* **Brief**:
Copy out each line of the material in which the word "name" appears.

* **Given records**:
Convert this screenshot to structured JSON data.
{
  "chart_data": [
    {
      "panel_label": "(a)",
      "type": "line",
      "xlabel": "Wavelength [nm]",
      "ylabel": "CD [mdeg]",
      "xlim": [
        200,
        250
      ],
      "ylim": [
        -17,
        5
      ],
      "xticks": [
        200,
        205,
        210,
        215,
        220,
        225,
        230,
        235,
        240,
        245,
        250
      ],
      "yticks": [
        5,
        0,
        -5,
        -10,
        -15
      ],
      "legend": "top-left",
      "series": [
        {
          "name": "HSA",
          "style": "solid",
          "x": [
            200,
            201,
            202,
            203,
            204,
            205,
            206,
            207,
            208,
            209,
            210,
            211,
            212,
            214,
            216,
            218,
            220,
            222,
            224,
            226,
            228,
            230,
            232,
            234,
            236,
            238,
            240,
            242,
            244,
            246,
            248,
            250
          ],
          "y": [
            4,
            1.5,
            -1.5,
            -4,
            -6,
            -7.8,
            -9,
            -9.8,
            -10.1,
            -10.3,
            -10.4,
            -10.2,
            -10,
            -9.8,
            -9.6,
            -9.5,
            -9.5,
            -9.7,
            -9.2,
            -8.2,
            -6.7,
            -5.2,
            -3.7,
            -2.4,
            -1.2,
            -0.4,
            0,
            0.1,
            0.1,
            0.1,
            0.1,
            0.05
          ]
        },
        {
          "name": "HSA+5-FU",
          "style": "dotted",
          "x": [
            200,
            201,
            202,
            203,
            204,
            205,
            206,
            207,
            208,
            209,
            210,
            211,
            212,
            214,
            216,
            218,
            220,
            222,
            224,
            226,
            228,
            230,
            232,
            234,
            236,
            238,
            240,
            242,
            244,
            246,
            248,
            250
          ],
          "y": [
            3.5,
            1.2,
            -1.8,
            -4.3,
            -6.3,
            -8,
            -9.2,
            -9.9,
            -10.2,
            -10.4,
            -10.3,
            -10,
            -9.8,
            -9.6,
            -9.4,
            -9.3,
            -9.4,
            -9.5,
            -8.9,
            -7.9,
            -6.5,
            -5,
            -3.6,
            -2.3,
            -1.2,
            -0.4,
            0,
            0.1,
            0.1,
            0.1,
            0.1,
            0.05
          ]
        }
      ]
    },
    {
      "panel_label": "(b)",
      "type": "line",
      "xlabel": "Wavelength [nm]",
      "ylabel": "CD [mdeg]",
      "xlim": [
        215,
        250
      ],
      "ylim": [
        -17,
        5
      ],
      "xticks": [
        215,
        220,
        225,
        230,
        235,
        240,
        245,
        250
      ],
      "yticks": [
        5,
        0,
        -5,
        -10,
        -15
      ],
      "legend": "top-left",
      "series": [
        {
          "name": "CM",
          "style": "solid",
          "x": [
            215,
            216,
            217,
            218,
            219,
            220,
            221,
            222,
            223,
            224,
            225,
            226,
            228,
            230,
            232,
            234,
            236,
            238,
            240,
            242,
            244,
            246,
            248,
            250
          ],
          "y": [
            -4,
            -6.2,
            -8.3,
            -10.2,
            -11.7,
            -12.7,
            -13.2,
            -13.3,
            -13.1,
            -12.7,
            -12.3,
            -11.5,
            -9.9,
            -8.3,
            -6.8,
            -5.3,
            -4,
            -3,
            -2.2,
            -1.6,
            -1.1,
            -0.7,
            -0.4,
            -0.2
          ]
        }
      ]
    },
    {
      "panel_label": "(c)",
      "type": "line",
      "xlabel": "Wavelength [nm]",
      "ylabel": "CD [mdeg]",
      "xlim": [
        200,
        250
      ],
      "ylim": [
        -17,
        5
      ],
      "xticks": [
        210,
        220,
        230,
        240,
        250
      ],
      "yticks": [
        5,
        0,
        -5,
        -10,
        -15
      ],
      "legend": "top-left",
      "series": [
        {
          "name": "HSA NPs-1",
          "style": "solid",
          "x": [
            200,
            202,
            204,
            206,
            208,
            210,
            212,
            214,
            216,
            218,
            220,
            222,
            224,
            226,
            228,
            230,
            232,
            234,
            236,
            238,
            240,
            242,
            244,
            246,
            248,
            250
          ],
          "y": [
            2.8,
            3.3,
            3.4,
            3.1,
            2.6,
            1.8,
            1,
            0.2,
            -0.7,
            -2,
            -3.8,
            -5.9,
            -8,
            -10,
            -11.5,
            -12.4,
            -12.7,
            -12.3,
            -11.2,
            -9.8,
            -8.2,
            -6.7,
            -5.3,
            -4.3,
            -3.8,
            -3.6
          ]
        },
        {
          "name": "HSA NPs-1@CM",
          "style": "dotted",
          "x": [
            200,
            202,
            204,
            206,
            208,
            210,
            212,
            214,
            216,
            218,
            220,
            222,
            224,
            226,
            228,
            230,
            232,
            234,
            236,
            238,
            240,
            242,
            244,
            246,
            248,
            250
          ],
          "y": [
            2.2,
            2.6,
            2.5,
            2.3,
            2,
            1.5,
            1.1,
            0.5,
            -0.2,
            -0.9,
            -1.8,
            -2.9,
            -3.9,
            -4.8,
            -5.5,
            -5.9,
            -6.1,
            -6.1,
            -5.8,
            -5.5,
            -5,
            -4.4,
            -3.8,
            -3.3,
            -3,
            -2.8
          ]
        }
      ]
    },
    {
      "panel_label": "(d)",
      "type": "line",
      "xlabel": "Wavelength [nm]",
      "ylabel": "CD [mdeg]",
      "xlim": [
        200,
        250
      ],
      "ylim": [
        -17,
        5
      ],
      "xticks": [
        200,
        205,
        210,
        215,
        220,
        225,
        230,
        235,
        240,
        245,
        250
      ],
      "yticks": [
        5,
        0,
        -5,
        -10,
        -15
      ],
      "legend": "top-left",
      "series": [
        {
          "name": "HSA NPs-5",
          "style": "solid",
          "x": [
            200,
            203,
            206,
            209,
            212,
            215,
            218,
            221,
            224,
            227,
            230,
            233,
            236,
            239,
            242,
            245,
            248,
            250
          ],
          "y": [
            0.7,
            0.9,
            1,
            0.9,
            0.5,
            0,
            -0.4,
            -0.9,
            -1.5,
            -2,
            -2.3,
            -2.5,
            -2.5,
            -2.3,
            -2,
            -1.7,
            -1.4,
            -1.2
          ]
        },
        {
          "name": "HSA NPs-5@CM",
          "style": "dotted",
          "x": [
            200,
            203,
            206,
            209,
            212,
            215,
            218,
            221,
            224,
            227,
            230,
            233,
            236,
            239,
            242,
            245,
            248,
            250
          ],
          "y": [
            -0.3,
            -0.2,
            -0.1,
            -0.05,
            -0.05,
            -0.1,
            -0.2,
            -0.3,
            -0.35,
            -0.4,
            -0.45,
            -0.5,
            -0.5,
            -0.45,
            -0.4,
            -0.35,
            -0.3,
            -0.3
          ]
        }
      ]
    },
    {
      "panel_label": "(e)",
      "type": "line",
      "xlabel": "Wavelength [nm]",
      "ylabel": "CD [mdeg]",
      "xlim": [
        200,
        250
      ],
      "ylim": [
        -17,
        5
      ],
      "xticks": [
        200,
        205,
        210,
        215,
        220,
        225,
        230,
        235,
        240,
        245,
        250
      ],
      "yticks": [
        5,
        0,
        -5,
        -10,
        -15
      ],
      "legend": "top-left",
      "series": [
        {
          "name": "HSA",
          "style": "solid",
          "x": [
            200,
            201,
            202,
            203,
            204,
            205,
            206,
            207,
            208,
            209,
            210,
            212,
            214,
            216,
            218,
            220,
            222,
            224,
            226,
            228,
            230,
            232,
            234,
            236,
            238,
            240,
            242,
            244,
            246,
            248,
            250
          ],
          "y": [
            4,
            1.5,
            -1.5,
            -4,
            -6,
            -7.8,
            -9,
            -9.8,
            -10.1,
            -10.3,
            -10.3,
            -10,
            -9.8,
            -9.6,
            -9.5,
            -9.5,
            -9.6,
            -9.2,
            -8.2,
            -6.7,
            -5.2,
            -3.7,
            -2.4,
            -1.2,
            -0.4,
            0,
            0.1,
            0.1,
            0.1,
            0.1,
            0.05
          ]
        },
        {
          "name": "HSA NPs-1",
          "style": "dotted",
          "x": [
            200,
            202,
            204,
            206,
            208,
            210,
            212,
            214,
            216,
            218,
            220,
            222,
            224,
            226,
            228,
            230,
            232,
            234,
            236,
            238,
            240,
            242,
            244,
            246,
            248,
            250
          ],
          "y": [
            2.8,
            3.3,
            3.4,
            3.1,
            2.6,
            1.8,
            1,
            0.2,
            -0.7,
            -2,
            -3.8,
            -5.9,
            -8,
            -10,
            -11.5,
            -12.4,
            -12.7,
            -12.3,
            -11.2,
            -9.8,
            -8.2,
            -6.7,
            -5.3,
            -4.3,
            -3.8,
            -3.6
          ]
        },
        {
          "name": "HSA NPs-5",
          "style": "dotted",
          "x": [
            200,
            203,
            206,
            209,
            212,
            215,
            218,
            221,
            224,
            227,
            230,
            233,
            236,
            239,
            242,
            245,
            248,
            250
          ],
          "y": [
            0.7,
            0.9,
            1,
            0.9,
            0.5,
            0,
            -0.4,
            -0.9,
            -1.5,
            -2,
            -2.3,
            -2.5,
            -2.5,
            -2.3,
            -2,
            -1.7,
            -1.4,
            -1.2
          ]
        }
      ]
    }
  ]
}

* **Answer to this exercise**:
          "name": "HSA",
          "name": "HSA+5-FU",
          "name": "CM",
          "name": "HSA NPs-1",
          "name": "HSA NPs-1@CM",
          "name": "HSA NPs-5",
          "name": "HSA NPs-5@CM",
          "name": "HSA",
          "name": "HSA NPs-1",
          "name": "HSA NPs-5",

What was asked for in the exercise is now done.